Collected data entries
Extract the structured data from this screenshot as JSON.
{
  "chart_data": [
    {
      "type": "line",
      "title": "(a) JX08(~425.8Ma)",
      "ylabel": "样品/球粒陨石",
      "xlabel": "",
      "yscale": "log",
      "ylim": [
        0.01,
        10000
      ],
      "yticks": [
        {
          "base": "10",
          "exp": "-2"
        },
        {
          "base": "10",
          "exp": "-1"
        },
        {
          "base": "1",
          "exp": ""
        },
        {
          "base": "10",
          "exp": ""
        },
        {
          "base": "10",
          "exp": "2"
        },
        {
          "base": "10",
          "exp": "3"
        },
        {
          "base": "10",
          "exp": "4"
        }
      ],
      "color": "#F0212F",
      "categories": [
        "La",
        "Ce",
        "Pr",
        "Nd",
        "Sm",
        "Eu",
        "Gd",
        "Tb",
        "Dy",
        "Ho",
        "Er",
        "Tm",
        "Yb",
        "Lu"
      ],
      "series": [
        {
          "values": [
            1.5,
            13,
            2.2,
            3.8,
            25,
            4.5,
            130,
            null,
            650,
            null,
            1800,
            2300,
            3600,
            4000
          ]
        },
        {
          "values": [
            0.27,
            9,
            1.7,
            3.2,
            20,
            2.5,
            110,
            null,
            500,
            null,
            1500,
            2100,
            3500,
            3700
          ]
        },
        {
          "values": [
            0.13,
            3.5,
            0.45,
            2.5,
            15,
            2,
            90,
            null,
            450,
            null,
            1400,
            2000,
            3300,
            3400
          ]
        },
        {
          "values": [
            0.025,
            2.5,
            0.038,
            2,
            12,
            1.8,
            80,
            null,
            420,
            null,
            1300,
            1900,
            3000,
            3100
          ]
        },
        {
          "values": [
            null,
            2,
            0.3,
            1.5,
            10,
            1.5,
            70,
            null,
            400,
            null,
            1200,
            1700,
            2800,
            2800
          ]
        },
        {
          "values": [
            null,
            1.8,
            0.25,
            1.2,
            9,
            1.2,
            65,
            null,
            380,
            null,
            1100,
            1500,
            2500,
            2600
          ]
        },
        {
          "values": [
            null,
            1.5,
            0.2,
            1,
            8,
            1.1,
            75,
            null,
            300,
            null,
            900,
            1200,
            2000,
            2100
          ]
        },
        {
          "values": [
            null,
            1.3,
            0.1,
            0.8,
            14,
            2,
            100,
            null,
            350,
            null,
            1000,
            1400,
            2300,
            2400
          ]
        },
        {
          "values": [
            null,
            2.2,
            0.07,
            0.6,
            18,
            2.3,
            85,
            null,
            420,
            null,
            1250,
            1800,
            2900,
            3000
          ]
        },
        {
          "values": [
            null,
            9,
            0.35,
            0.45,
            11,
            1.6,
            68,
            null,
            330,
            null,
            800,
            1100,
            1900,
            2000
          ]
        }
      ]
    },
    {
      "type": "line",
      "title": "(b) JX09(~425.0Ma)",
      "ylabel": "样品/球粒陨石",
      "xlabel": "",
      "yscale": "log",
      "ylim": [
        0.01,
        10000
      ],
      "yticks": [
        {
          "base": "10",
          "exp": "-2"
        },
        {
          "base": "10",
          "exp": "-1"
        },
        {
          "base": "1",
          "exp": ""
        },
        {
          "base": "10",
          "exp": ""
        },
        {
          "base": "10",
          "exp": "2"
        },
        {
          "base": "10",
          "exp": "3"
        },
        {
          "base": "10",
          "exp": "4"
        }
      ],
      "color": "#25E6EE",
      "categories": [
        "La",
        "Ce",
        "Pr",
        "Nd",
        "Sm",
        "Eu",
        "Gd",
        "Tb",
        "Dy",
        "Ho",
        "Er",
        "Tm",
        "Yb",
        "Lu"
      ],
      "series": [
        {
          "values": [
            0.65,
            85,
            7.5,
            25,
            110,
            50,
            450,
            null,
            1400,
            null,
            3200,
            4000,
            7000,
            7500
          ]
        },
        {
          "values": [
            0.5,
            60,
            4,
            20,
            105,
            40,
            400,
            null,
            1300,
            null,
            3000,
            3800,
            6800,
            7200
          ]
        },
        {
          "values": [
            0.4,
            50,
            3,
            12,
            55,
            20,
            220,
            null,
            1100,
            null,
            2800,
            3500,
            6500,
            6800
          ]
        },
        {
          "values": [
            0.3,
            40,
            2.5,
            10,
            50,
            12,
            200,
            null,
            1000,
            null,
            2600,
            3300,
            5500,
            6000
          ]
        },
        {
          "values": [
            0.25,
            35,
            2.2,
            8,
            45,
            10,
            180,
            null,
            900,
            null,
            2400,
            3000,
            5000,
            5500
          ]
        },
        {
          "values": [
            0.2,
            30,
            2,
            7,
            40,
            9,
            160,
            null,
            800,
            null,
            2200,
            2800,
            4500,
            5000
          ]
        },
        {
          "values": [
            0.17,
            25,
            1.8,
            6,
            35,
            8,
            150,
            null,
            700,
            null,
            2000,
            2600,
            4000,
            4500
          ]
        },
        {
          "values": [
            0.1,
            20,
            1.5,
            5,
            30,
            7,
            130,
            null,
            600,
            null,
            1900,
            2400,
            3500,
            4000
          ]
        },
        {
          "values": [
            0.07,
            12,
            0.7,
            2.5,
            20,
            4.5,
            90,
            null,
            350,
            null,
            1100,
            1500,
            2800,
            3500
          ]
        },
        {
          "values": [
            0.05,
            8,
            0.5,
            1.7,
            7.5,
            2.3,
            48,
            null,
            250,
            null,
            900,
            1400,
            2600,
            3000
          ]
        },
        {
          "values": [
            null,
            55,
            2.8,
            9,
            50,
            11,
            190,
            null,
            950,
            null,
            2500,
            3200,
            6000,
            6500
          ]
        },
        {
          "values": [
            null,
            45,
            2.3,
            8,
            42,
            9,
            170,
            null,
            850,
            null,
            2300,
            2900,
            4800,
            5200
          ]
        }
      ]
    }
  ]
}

### WRITTEN REQUEST
Copy every record exactly, with nothing added or dropped.

### TASK RESULT
Extract the structured data from this screenshot as JSON.
{
  "chart_data": [
    {
      "type": "line",
      "title": "(a) JX08(~425.8Ma)",
      "ylabel": "样品/球粒陨石",
      "xlabel": "",
      "yscale": "log",
      "ylim": [
        0.01,
        10000
      ],
      "yticks": [
        {
          "base": "10",
          "exp": "-2"
        },
        {
          "base": "10",
          "exp": "-1"
        },
        {
          "base": "1",
          "exp": ""
        },
        {
          "base": "10",
          "exp": ""
        },
        {
          "base": "10",
          "exp": "2"
        },
        {
          "base": "10",
          "exp": "3"
        },
        {
          "base": "10",
          "exp": "4"
        }
      ],
      "color": "#F0212F",
      "categories": [
        "La",
        "Ce",
        "Pr",
        "Nd",
        "Sm",
        "Eu",
        "Gd",
        "Tb",
        "Dy",
        "Ho",
        "Er",
        "Tm",
        "Yb",
        "Lu"
      ],
      "series": [
        {
          "values": [
            1.5,
            13,
            2.2,
            3.8,
            25,
            4.5,
            130,
            null,
            650,
            null,
            1800,
            2300,
            3600,
            4000
          ]
        },
        {
          "values": [
            0.27,
            9,
            1.7,
            3.2,
            20,
            2.5,
            110,
            null,
            500,
            null,
            1500,
            2100,
            3500,
            3700
          ]
        },
        {
          "values": [
            0.13,
            3.5,
            0.45,
            2.5,
            15,
            2,
            90,
            null,
            450,
            null,
            1400,
            2000,
            3300,
            3400
          ]
        },
        {
          "values": [
            0.025,
            2.5,
            0.038,
            2,
            12,
            1.8,
            80,
            null,
            420,
            null,
            1300,
            1900,
            3000,
            3100
          ]
        },
        {
          "values": [
            null,
            2,
            0.3,
            1.5,
            10,
            1.5,
            70,
            null,
            400,
            null,
            1200,
            1700,
            2800,
            2800
          ]
        },
        {
          "values": [
            null,
            1.8,
            0.25,
            1.2,
            9,
            1.2,
            65,
            null,
            380,
            null,
            1100,
            1500,
            2500,
            2600
          ]
        },
        {
          "values": [
            null,
            1.5,
            0.2,
            1,
            8,
            1.1,
            75,
            null,
            300,
            null,
            900,
            1200,
            2000,
            2100
          ]
        },
        {
          "values": [
            null,
            1.3,
            0.1,
            0.8,
            14,
            2,
            100,
            null,
            350,
            null,
            1000,
            1400,
            2300,
            2400
          ]
        },
        {
          "values": [
            null,
            2.2,
            0.07,
            0.6,
            18,
            2.3,
            85,
            null,
            420,
            null,
            1250,
            1800,
            2900,
            3000
          ]
        },
        {
          "values": [
            null,
            9,
            0.35,
            0.45,
            11,
            1.6,
            68,
            null,
            330,
            null,
            800,
            1100,
            1900,
            2000
          ]
        }
      ]
    },
    {
      "type": "line",
      "title": "(b) JX09(~425.0Ma)",
      "ylabel": "样品/球粒陨石",
      "xlabel": "",
      "yscale": "log",
      "ylim": [
        0.01,
        10000
      ],
      "yticks": [
        {
          "base": "10",
          "exp": "-2"
        },
        {
          "base": "10",
          "exp": "-1"
        },
        {
          "base": "1",
          "exp": ""
        },
        {
          "base": "10",
          "exp": ""
        },
        {
          "base": "10",
          "exp": "2"
        },
        {
          "base": "10",
          "exp": "3"
        },
        {
          "base": "10",
          "exp": "4"
        }
      ],
      "color": "#25E6EE",
      "categories": [
        "La",
        "Ce",
        "Pr",
        "Nd",
        "Sm",
        "Eu",
        "Gd",
        "Tb",
        "Dy",
        "Ho",
        "Er",
        "Tm",
        "Yb",
        "Lu"
      ],
      "series": [
        {
          "values": [
            0.65,
            85,
            7.5,
            25,
            110,
            50,
            450,
            null,
            1400,
            null,
            3200,
            4000,
            7000,
            7500
          ]
        },
        {
          "values": [
            0.5,
            60,
            4,
            20,
            105,
            40,
            400,
            null,
            1300,
            null,
            3000,
            3800,
            6800,
            7200
          ]
        },
        {
          "values": [
            0.4,
            50,
            3,
            12,
            55,
            20,
            220,
            null,
            1100,
            null,
            2800,
            3500,
            6500,
            6800
          ]
        },
        {
          "values": [
            0.3,
            40,
            2.5,
            10,
            50,
            12,
            200,
            null,
            1000,
            null,
            2600,
            3300,
            5500,
            6000
          ]
        },
        {
          "values": [
            0.25,
            35,
            2.2,
            8,
            45,
            10,
            180,
            null,
            900,
            null,
            2400,
            3000,
            5000,
            5500
          ]
        },
        {
          "values": [
            0.2,
            30,
            2,
            7,
            40,
            9,
            160,
            null,
            800,
            null,
            2200,
            2800,
            4500,
            5000
          ]
        },
        {
          "values": [
            0.17,
            25,
            1.8,
            6,
            35,
            8,
            150,
            null,
            700,
            null,
            2000,
            2600,
            4000,
            4500
          ]
        },
        {
          "values": [
            0.1,
            20,
            1.5,
            5,
            30,
            7,
            130,
            null,
            600,
            null,
            1900,
            2400,
            3500,
            4000
          ]
        },
        {
          "values": [
            0.07,
            12,
            0.7,
            2.5,
            20,
            4.5,
            90,
            null,
            350,
            null,
            1100,
            1500,
            2800,
            3500
          ]
        },
        {
          "values": [
            0.05,
            8,
            0.5,
            1.7,
            7.5,
            2.3,
            48,
            null,
            250,
            null,
            900,
            1400,
            2600,
            3000
          ]
        },
        {
          "values": [
            null,
            55,
            2.8,
            9,
            50,
            11,
            190,
            null,
            950,
            null,
            2500,
            3200,
            6000,
            6500
          ]
        },
        {
          "values": [
            null,
            45,
            2.3,
            8,
            42,
            9,
            170,
            null,
            850,
            null,
            2300,
            2900,
            4800,
            5200
          ]
        }
      ]
    }
  ]
}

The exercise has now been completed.